- _TASK TO CARRY OUT_:
Your job is to restate each entry word for word.

____________________

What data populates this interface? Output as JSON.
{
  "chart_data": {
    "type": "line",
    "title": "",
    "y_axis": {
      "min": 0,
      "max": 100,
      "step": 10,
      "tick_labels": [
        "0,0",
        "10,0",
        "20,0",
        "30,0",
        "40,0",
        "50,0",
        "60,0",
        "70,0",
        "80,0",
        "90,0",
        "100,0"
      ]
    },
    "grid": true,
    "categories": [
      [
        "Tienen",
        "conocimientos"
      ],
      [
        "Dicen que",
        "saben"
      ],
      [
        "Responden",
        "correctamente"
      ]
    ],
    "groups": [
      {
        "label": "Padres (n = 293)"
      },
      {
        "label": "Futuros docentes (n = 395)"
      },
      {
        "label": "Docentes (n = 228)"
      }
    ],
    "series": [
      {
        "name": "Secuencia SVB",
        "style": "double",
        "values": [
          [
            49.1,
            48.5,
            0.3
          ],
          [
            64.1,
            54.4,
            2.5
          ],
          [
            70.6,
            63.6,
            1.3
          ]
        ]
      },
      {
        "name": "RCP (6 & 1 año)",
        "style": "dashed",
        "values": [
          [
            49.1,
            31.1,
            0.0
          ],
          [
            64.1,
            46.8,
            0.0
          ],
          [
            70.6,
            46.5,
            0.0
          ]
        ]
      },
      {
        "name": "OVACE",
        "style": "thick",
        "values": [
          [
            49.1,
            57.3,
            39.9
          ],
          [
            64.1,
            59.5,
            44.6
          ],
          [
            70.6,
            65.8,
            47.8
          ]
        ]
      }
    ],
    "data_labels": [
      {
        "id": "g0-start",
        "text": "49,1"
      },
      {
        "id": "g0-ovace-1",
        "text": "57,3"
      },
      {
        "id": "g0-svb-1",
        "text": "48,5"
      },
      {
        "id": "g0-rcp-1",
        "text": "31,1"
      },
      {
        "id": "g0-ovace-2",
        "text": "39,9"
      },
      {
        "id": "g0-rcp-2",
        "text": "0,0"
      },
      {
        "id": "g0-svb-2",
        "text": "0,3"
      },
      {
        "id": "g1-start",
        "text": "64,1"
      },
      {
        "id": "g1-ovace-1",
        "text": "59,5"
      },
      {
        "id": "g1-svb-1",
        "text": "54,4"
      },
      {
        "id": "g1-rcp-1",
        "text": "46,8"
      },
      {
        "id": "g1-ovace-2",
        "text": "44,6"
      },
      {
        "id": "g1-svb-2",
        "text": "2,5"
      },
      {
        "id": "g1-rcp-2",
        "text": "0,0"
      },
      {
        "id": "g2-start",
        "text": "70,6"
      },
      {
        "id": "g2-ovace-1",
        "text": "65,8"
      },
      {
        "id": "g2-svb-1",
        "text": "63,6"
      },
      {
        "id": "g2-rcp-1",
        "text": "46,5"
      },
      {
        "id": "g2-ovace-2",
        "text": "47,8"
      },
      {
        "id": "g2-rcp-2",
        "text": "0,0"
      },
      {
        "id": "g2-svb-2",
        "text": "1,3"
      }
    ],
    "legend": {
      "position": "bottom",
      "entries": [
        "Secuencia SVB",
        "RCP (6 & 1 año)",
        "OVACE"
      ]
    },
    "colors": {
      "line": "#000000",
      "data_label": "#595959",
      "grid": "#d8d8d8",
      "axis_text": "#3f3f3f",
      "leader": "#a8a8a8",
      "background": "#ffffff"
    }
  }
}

____________________

- _EXPECTED ANSWER_:
What data populates this interface? Output as JSON.
{
  "chart_data": {
    "type": "line",
    "title": "",
    "y_axis": {
      "min": 0,
      "max": 100,
      "step": 10,
      "tick_labels": [
        "0,0",
        "10,0",
        "20,0",
        "30,0",
        "40,0",
        "50,0",
        "60,0",
        "70,0",
        "80,0",
        "90,0",
        "100,0"
      ]
    },
    "grid": true,
    "categories": [
      [
        "Tienen",
        "conocimientos"
      ],
      [
        "Dicen que",
        "saben"
      ],
      [
        "Responden",
        "correctamente"
      ]
    ],
    "groups": [
      {
        "label": "Padres (n = 293)"
      },
      {
        "label": "Futuros docentes (n = 395)"
      },
      {
        "label": "Docentes (n = 228)"
      }
    ],
    "series": [
      {
        "name": "Secuencia SVB",
        "style": "double",
        "values": [
          [
            49.1,
            48.5,
            0.3
          ],
          [
            64.1,
            54.4,
            2.5
          ],
          [
            70.6,
            63.6,
            1.3
          ]
        ]
      },
      {
        "name": "RCP (6 & 1 año)",
        "style": "dashed",
        "values": [
          [
            49.1,
            31.1,
            0.0
          ],
          [
            64.1,
            46.8,
            0.0
          ],
          [
            70.6,
            46.5,
            0.0
          ]
        ]
      },
      {
        "name": "OVACE",
        "style": "thick",
        "values": [
          [
            49.1,
            57.3,
            39.9
          ],
          [
            64.1,
            59.5,
            44.6
          ],
          [
            70.6,
            65.8,
            47.8
          ]
        ]
      }
    ],
    "data_labels": [
      {
        "id": "g0-start",
        "text": "49,1"
      },
      {
        "id": "g0-ovace-1",
        "text": "57,3"
      },
      {
        "id": "g0-svb-1",
        "text": "48,5"
      },
      {
        "id": "g0-rcp-1",
        "text": "31,1"
      },
      {
        "id": "g0-ovace-2",
        "text": "39,9"
      },
      {
        "id": "g0-rcp-2",
        "text": "0,0"
      },
      {
        "id": "g0-svb-2",
        "text": "0,3"
      },
      {
        "id": "g1-start",
        "text": "64,1"
      },
      {
        "id": "g1-ovace-1",
        "text": "59,5"
      },
      {
        "id": "g1-svb-1",
        "text": "54,4"
      },
      {
        "id": "g1-rcp-1",
        "text": "46,8"
      },
      {
        "id": "g1-ovace-2",
        "text": "44,6"
      },
      {
        "id": "g1-svb-2",
        "text": "2,5"
      },
      {
        "id": "g1-rcp-2",
        "text": "0,0"
      },
      {
        "id": "g2-start",
        "text": "70,6"
      },
      {
        "id": "g2-ovace-1",
        "text": "65,8"
      },
      {
        "id": "g2-svb-1",
        "text": "63,6"
      },
      {
        "id": "g2-rcp-1",
        "text": "46,5"
      },
      {
        "id": "g2-ovace-2",
        "text": "47,8"
      },
      {
        "id": "g2-rcp-2",
        "text": "0,0"
      },
      {
        "id": "g2-svb-2",
        "text": "1,3"
      }
    ],
    "legend": {
      "position": "bottom",
      "entries": [
        "Secuencia SVB",
        "RCP (6 & 1 año)",
        "OVACE"
      ]
    },
    "colors": {
      "line": "#000000",
      "data_label": "#595959",
      "grid": "#d8d8d8",
      "axis_text": "#3f3f3f",
      "leader": "#a8a8a8",
      "background": "#ffffff"
    }
  }
}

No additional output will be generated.